------ Supplied information
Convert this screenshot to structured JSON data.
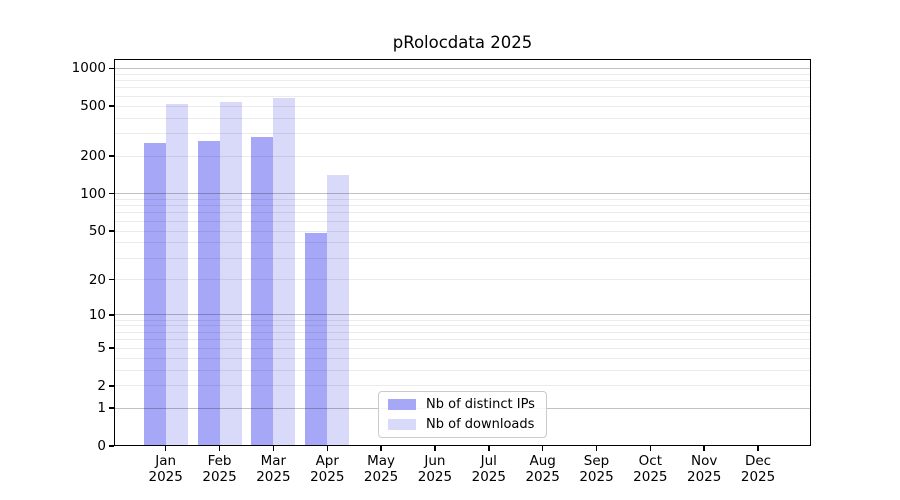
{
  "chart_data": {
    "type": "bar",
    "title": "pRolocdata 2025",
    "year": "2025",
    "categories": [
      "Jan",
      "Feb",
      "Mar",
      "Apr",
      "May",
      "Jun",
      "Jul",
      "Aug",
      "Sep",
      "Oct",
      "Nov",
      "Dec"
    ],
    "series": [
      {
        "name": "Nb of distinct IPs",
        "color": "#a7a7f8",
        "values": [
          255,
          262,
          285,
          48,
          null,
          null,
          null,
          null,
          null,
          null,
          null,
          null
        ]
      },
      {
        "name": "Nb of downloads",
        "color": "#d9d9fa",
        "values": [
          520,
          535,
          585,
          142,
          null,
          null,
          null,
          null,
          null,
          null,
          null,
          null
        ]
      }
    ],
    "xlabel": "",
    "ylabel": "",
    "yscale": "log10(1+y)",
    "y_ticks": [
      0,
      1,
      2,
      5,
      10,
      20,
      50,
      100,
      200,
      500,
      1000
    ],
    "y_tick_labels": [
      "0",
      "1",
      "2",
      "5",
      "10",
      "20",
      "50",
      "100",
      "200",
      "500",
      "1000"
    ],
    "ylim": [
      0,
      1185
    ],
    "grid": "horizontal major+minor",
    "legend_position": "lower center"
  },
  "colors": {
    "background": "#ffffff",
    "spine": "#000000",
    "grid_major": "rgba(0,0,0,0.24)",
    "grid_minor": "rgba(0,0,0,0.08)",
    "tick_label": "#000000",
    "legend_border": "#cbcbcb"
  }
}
------------
## Given problem
Return all the entries word for word, but omit any pictures they contain.

## Reply to the task
Convert this screenshot to structured JSON data.
{
  "chart_data": {
    "type": "bar",
    "title": "pRolocdata 2025",
    "year": "2025",
    "categories": [
      "Jan",
      "Feb",
      "Mar",
      "Apr",
      "May",
      "Jun",
      "Jul",
      "Aug",
      "Sep",
      "Oct",
      "Nov",
      "Dec"
    ],
    "series": [
      {
        "name": "Nb of distinct IPs",
        "color": "#a7a7f8",
        "values": [
          255,
          262,
          285,
          48,
          null,
          null,
          null,
          null,
          null,
          null,
          null,
          null
        ]
      },
      {
        "name": "Nb of downloads",
        "color": "#d9d9fa",
        "values": [
          520,
          535,
          585,
          142,
          null,
          null,
          null,
          null,
          null,
          null,
          null,
          null
        ]
      }
    ],
    "xlabel": "",
    "ylabel": "",
    "yscale": "log10(1+y)",
    "y_ticks": [
      0,
      1,
      2,
      5,
      10,
      20,
      50,
      100,
      200,
      500,
      1000
    ],
    "y_tick_labels": [
      "0",
      "1",
      "2",
      "5",
      "10",
      "20",
      "50",
      "100",
      "200",
      "500",
      "1000"
    ],
    "ylim": [
      0,
      1185
    ],
    "grid": "horizontal major+minor",
    "legend_position": "lower center"
  },
  "colors": {
    "background": "#ffffff",
    "spine": "#000000",
    "grid_major": "rgba(0,0,0,0.24)",
    "grid_minor": "rgba(0,0,0,0.08)",
    "tick_label": "#000000",
    "legend_border": "#cbcbcb"
  }
}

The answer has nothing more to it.